» Aufgabe:
Gib alle Einträge unten Zeile für Zeile unverändert wieder.

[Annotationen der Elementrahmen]
----

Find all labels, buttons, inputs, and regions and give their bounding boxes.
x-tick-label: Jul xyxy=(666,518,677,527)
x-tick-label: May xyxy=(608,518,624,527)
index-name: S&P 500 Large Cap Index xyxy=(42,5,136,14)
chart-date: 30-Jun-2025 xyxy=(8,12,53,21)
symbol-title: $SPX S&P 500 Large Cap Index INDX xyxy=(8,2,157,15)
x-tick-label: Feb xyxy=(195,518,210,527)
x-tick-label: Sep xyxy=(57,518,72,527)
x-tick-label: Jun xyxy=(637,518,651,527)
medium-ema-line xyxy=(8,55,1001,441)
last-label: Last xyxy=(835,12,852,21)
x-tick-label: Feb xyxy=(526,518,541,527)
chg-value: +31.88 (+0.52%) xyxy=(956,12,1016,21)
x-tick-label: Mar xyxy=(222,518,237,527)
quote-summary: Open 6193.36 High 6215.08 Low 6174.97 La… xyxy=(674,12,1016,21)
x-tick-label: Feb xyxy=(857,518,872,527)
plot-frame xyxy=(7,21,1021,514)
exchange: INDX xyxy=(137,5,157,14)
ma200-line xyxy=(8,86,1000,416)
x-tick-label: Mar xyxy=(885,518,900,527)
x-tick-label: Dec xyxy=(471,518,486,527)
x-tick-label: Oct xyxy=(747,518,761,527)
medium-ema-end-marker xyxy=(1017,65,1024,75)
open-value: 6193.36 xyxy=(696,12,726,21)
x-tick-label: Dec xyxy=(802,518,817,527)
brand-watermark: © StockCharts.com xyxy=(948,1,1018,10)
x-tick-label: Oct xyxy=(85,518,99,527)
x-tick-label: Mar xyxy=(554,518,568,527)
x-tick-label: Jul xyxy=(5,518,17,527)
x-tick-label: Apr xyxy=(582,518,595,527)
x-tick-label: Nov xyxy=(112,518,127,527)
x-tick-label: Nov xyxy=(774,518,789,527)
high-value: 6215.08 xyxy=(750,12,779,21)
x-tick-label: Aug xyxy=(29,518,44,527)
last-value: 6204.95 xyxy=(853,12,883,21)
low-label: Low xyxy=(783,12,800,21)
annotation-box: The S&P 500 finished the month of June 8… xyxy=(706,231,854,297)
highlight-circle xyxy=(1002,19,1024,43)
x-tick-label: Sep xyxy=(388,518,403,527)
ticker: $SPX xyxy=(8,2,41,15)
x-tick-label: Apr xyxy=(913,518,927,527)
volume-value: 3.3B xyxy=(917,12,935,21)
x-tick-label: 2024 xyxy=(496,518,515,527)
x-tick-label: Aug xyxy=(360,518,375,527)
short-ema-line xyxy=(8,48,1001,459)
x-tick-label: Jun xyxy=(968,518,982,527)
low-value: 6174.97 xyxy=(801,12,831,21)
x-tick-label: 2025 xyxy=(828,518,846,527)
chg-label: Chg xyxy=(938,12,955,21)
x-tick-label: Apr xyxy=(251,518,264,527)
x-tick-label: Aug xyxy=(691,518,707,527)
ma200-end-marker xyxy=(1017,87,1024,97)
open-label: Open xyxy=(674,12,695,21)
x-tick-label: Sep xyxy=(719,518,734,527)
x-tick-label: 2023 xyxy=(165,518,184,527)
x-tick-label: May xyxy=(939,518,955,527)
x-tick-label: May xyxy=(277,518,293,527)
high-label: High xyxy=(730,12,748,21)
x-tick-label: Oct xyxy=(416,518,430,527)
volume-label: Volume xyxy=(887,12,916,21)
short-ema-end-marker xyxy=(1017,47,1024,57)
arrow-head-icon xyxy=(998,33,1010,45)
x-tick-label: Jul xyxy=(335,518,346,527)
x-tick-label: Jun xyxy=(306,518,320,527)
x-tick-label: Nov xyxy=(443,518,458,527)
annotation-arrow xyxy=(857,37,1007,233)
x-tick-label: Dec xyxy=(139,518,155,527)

----

» Vollständige Antwort:
Find all labels, buttons, inputs, and regions and give their bounding boxes.
x-tick-label: Jul xyxy=(666,518,677,527)
x-tick-label: May xyxy=(608,518,624,527)
index-name: S&P 500 Large Cap Index xyxy=(42,5,136,14)
chart-date: 30-Jun-2025 xyxy=(8,12,53,21)
symbol-title: $SPX S&P 500 Large Cap Index INDX xyxy=(8,2,157,15)
x-tick-label: Feb xyxy=(195,518,210,527)
x-tick-label: Sep xyxy=(57,518,72,527)
x-tick-label: Jun xyxy=(637,518,651,527)
medium-ema-line xyxy=(8,55,1001,441)
last-label: Last xyxy=(835,12,852,21)
x-tick-label: Feb xyxy=(526,518,541,527)
chg-value: +31.88 (+0.52%) xyxy=(956,12,1016,21)
x-tick-label: Mar xyxy=(222,518,237,527)
quote-summary: Open 6193.36 High 6215.08 Low 6174.97 La… xyxy=(674,12,1016,21)
x-tick-label: Feb xyxy=(857,518,872,527)
plot-frame xyxy=(7,21,1021,514)
exchange: INDX xyxy=(137,5,157,14)
ma200-line xyxy=(8,86,1000,416)
x-tick-label: Mar xyxy=(885,518,900,527)
x-tick-label: Dec xyxy=(471,518,486,527)
x-tick-label: Oct xyxy=(747,518,761,527)
medium-ema-end-marker xyxy=(1017,65,1024,75)
open-value: 6193.36 xyxy=(696,12,726,21)
x-tick-label: Dec xyxy=(802,518,817,527)
brand-watermark: © StockCharts.com xyxy=(948,1,1018,10)
x-tick-label: Oct xyxy=(85,518,99,527)
x-tick-label: Mar xyxy=(554,518,568,527)
x-tick-label: Jul xyxy=(5,518,17,527)
x-tick-label: Apr xyxy=(582,518,595,527)
x-tick-label: Nov xyxy=(112,518,127,527)
x-tick-label: Nov xyxy=(774,518,789,527)
high-value: 6215.08 xyxy=(750,12,779,21)
x-tick-label: Aug xyxy=(29,518,44,527)
last-value: 6204.95 xyxy=(853,12,883,21)
low-label: Low xyxy=(783,12,800,21)
annotation-box: The S&P 500 finished the month of June 8… xyxy=(706,231,854,297)
highlight-circle xyxy=(1002,19,1024,43)
x-tick-label: Sep xyxy=(388,518,403,527)
ticker: $SPX xyxy=(8,2,41,15)
x-tick-label: Apr xyxy=(913,518,927,527)
volume-value: 3.3B xyxy=(917,12,935,21)
x-tick-label: 2024 xyxy=(496,518,515,527)
x-tick-label: Aug xyxy=(360,518,375,527)
short-ema-line xyxy=(8,48,1001,459)
x-tick-label: Jun xyxy=(968,518,982,527)
low-value: 6174.97 xyxy=(801,12,831,21)
x-tick-label: 2025 xyxy=(828,518,846,527)
chg-label: Chg xyxy=(938,12,955,21)
x-tick-label: Apr xyxy=(251,518,264,527)
x-tick-label: Aug xyxy=(691,518,707,527)
ma200-end-marker xyxy=(1017,87,1024,97)
open-label: Open xyxy=(674,12,695,21)
x-tick-label: Sep xyxy=(719,518,734,527)
x-tick-label: 2023 xyxy=(165,518,184,527)
x-tick-label: May xyxy=(939,518,955,527)
x-tick-label: May xyxy=(277,518,293,527)
high-label: High xyxy=(730,12,748,21)
x-tick-label: Oct xyxy=(416,518,430,527)
volume-label: Volume xyxy=(887,12,916,21)
short-ema-end-marker xyxy=(1017,47,1024,57)
arrow-head-icon xyxy=(998,33,1010,45)
x-tick-label: Jul xyxy=(335,518,346,527)
x-tick-label: Jun xyxy=(306,518,320,527)
x-tick-label: Nov xyxy=(443,518,458,527)
annotation-arrow xyxy=(857,37,1007,233)
x-tick-label: Dec xyxy=(139,518,155,527)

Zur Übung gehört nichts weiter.